#### THE EXERCISE:
Check every line of the entries that follow, and copy the ones containing "flagged".

#### RAW RECORDS:
*****
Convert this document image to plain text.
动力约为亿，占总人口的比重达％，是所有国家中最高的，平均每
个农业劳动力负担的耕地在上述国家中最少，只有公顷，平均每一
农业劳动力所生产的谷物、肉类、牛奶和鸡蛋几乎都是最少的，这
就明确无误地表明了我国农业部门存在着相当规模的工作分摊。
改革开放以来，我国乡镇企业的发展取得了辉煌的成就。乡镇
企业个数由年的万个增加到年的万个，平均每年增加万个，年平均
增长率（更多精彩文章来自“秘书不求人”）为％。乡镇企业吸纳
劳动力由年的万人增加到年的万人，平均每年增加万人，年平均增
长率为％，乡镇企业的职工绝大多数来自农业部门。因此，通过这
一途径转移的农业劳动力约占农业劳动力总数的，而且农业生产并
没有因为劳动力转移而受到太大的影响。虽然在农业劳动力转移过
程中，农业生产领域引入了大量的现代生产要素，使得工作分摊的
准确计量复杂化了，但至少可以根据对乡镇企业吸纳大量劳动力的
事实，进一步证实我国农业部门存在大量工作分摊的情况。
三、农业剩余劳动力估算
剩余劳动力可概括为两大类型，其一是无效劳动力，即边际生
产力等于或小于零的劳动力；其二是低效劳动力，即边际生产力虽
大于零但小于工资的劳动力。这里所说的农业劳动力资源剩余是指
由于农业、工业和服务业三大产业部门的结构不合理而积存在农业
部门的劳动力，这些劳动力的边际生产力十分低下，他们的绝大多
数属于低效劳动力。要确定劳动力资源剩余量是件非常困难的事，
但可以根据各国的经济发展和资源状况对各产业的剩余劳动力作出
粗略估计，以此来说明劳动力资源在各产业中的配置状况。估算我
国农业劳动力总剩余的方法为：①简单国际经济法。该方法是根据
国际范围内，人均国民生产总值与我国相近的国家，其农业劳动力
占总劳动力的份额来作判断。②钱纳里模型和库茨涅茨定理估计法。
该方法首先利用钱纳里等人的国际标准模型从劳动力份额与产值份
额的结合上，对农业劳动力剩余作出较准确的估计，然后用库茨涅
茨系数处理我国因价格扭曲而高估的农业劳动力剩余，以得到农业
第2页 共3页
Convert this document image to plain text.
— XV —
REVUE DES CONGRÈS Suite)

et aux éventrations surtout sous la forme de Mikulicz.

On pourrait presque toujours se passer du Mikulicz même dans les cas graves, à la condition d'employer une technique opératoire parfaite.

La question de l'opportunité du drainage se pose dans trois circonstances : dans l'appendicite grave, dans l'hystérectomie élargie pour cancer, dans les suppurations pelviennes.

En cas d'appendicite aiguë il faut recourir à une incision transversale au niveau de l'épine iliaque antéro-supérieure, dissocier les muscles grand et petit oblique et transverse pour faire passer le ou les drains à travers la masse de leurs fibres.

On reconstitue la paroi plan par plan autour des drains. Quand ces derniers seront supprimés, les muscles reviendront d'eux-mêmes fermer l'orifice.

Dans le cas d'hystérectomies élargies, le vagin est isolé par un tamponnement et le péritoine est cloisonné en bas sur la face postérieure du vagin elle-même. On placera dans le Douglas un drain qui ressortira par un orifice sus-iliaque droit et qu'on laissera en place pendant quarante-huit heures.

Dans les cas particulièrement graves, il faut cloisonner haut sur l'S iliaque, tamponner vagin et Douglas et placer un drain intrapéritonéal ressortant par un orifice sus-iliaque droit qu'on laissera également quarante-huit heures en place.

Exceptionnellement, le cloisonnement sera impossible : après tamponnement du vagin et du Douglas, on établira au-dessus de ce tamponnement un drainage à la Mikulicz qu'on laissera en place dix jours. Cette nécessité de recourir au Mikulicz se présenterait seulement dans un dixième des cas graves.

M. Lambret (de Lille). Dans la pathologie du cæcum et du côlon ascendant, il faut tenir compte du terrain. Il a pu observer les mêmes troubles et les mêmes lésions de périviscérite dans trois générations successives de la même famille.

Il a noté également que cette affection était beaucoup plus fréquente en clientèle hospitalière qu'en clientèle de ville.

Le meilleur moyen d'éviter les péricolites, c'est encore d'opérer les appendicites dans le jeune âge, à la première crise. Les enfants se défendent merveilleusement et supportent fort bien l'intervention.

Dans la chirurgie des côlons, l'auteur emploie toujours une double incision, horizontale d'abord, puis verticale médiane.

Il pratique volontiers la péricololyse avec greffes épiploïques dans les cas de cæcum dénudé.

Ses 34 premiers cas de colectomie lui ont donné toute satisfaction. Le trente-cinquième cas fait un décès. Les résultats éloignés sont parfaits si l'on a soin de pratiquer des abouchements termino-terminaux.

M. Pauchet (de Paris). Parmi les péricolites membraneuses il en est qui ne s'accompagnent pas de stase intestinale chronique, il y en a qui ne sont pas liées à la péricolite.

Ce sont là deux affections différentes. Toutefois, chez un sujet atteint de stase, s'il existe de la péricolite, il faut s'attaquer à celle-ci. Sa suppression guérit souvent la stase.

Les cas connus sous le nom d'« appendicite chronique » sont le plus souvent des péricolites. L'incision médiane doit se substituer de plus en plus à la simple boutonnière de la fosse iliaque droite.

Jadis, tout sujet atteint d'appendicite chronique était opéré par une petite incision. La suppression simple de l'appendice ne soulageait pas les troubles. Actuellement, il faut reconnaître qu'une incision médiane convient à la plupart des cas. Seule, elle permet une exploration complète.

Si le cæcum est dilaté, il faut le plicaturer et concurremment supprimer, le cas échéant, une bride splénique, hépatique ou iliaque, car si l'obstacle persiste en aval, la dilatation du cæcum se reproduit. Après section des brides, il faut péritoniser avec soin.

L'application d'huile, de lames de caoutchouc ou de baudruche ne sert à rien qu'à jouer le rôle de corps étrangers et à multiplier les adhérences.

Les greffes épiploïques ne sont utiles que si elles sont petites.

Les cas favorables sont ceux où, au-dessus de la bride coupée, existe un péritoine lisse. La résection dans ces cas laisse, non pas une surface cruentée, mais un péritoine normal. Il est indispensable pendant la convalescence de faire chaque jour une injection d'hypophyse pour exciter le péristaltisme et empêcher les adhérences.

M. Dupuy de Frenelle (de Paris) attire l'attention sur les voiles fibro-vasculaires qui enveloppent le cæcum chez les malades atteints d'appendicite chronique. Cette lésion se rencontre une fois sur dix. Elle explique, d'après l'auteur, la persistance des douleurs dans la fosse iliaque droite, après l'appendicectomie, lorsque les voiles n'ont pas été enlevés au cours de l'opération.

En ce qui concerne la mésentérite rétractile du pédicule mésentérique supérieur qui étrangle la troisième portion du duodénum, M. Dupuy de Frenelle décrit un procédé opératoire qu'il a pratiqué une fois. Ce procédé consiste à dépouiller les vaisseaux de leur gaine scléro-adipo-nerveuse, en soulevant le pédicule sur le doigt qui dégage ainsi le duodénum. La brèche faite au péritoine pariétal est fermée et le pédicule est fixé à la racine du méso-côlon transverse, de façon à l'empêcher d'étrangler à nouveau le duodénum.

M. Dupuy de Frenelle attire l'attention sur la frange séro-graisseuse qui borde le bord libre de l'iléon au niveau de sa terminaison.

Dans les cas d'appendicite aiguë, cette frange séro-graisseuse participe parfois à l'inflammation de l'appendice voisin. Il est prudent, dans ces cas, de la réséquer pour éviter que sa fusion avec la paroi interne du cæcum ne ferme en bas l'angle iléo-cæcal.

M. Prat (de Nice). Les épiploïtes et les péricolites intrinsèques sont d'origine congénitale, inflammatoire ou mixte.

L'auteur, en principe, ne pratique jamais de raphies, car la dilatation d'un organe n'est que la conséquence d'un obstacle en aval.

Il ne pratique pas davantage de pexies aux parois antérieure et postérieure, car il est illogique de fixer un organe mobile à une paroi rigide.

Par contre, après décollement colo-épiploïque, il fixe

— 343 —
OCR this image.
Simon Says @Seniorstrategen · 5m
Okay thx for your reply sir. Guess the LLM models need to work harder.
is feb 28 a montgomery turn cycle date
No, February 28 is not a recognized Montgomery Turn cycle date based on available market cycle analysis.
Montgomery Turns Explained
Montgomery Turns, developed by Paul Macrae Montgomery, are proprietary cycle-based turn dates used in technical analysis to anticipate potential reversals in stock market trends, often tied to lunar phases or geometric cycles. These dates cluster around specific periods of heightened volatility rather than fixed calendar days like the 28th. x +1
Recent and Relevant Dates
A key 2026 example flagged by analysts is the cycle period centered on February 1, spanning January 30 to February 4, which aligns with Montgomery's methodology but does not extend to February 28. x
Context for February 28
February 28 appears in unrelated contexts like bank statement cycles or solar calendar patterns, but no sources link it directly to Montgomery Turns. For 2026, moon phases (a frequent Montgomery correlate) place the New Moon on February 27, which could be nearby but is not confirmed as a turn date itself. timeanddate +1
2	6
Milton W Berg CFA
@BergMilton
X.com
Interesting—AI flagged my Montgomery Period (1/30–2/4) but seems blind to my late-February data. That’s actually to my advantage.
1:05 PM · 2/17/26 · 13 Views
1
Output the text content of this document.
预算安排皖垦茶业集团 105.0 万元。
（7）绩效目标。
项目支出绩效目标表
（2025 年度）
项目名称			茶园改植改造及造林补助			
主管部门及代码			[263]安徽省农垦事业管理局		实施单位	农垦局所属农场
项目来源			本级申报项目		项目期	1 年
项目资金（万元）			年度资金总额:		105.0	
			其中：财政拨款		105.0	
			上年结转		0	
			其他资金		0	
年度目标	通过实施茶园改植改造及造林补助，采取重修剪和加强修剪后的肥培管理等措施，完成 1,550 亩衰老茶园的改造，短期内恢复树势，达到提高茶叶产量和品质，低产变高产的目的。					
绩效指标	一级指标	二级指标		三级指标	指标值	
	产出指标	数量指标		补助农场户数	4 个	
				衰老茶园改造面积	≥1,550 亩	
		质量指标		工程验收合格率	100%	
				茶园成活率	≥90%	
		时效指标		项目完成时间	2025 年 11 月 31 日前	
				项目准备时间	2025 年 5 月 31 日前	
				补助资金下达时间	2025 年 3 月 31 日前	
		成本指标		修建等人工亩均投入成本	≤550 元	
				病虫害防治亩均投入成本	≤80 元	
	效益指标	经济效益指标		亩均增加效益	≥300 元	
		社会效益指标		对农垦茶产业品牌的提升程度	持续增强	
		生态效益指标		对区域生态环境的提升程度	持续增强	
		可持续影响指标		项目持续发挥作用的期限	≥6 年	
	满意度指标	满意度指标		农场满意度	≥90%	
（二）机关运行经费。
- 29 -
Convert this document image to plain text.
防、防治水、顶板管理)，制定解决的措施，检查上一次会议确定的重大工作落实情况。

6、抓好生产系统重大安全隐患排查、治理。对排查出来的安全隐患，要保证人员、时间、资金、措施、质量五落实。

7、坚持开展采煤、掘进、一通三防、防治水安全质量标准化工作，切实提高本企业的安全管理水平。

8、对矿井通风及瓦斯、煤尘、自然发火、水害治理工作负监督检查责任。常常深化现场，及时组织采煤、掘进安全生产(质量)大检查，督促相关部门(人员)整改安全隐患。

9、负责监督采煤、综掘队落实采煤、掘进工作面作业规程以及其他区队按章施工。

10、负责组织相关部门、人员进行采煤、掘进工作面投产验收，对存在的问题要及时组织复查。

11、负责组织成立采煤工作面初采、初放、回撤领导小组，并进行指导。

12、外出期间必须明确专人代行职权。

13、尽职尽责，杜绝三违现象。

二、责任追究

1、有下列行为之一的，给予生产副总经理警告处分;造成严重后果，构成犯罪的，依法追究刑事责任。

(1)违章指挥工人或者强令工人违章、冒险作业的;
*****
#### FINAL RESULT:
A key 2026 example flagged by analysts is the cycle period centered on February 1, spanning January 30 to February 4, which aligns with Montgomery's methodology but does not extend to February 28. x
Interesting—AI flagged my Montgomery Period (1/30–2/4) but seems blind to my late-February data. That’s actually to my advantage.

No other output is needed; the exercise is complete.